Items listed in a dataset:
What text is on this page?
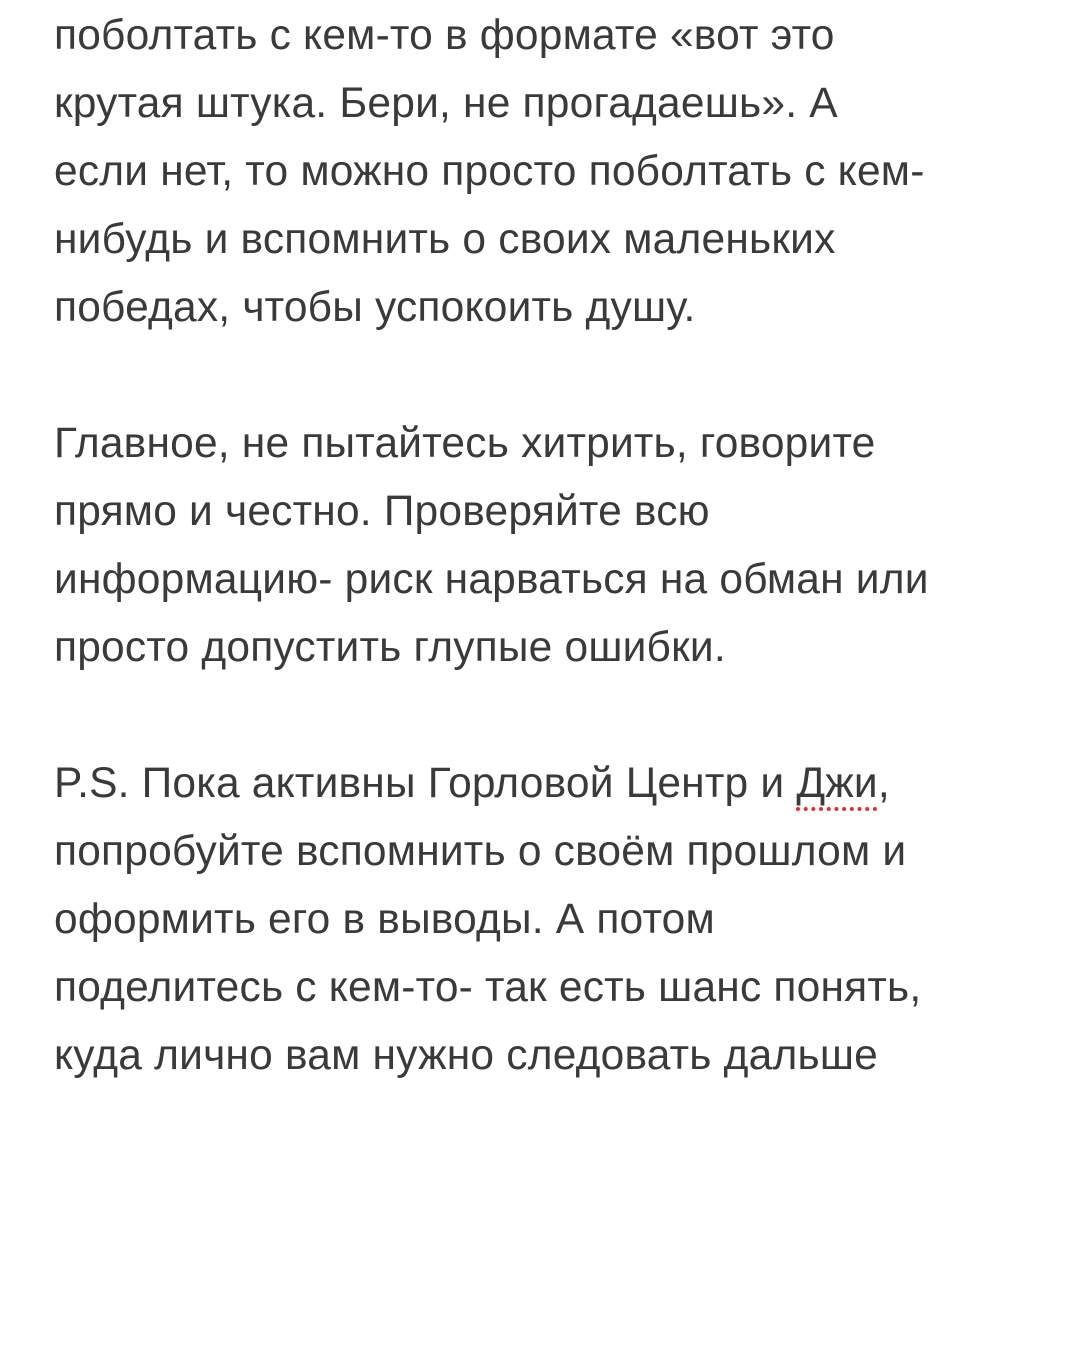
поболтать с кем-то в формате «вот это
крутая штука. Бери, не прогадаешь». А
если нет, то можно просто поболтать с кем-
нибудь и вспомнить о своих маленьких
победах, чтобы успокоить душу.
Главное, не пытайтесь хитрить, говорите
прямо и честно. Проверяйте всю
информацию- риск нарваться на обман или
просто допустить глупые ошибки.
P.S. Пока активны Горловой Центр и Джи,
попробуйте вспомнить о своём прошлом и
оформить его в выводы. А потом
поделитесь с кем-то- так есть шанс понять,
куда лично вам нужно следовать дальше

**Given exercise**
Pictures are to be left out; all else in the entries above is to be quoted exactly.

**Worked answer**
What text is on this page?
поболтать с кем-то в формате «вот это
крутая штука. Бери, не прогадаешь». А
если нет, то можно просто поболтать с кем-
нибудь и вспомнить о своих маленьких
победах, чтобы успокоить душу.
Главное, не пытайтесь хитрить, говорите
прямо и честно. Проверяйте всю
информацию- риск нарваться на обман или
просто допустить глупые ошибки.
P.S. Пока активны Горловой Центр и Джи,
попробуйте вспомнить о своём прошлом и
оформить его в выводы. А потом
поделитесь с кем-то- так есть шанс понять,
куда лично вам нужно следовать дальше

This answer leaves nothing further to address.